■ What to produce ■
The entries need to be copied exactly.

++++ Excerpted data

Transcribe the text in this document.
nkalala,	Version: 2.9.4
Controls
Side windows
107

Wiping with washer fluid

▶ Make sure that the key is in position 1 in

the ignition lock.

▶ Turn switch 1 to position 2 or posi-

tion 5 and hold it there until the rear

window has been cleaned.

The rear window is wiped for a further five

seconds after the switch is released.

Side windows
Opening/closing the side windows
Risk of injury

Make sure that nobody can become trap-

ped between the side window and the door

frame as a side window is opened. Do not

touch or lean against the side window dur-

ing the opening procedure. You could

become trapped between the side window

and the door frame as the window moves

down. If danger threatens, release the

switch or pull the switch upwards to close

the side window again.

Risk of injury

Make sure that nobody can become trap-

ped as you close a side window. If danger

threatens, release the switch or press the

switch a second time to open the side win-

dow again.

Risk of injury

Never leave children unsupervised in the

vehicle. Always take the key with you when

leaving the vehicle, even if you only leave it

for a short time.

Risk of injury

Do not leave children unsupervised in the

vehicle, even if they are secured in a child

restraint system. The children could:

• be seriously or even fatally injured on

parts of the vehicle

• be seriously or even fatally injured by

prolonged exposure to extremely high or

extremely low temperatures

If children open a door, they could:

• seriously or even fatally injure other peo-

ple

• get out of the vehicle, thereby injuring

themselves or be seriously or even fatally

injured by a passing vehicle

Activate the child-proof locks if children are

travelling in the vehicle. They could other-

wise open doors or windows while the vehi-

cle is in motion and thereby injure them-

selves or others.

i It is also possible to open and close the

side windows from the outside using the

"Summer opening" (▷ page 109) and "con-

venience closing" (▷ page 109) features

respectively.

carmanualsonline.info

++++++++

■ Exercise result ■
Transcribe the text in this document.
nkalala,	Version: 2.9.4
Controls
Side windows
107

Wiping with washer fluid

▶ Make sure that the key is in position 1 in

the ignition lock.

▶ Turn switch 1 to position 2 or posi-

tion 5 and hold it there until the rear

window has been cleaned.

The rear window is wiped for a further five

seconds after the switch is released.

Side windows
Opening/closing the side windows
Risk of injury

Make sure that nobody can become trap-

ped between the side window and the door

frame as a side window is opened. Do not

touch or lean against the side window dur-

ing the opening procedure. You could

become trapped between the side window

and the door frame as the window moves

down. If danger threatens, release the

switch or pull the switch upwards to close

the side window again.

Risk of injury

Make sure that nobody can become trap-

ped as you close a side window. If danger

threatens, release the switch or press the

switch a second time to open the side win-

dow again.

Risk of injury

Never leave children unsupervised in the

vehicle. Always take the key with you when

leaving the vehicle, even if you only leave it

for a short time.

Risk of injury

Do not leave children unsupervised in the

vehicle, even if they are secured in a child

restraint system. The children could:

• be seriously or even fatally injured on

parts of the vehicle

• be seriously or even fatally injured by

prolonged exposure to extremely high or

extremely low temperatures

If children open a door, they could:

• seriously or even fatally injure other peo-

ple

• get out of the vehicle, thereby injuring

themselves or be seriously or even fatally

injured by a passing vehicle

Activate the child-proof locks if children are

travelling in the vehicle. They could other-

wise open doors or windows while the vehi-

cle is in motion and thereby injure them-

selves or others.

i It is also possible to open and close the

side windows from the outside using the

"Summer opening" (▷ page 109) and "con-

venience closing" (▷ page 109) features

respectively.

carmanualsonline.info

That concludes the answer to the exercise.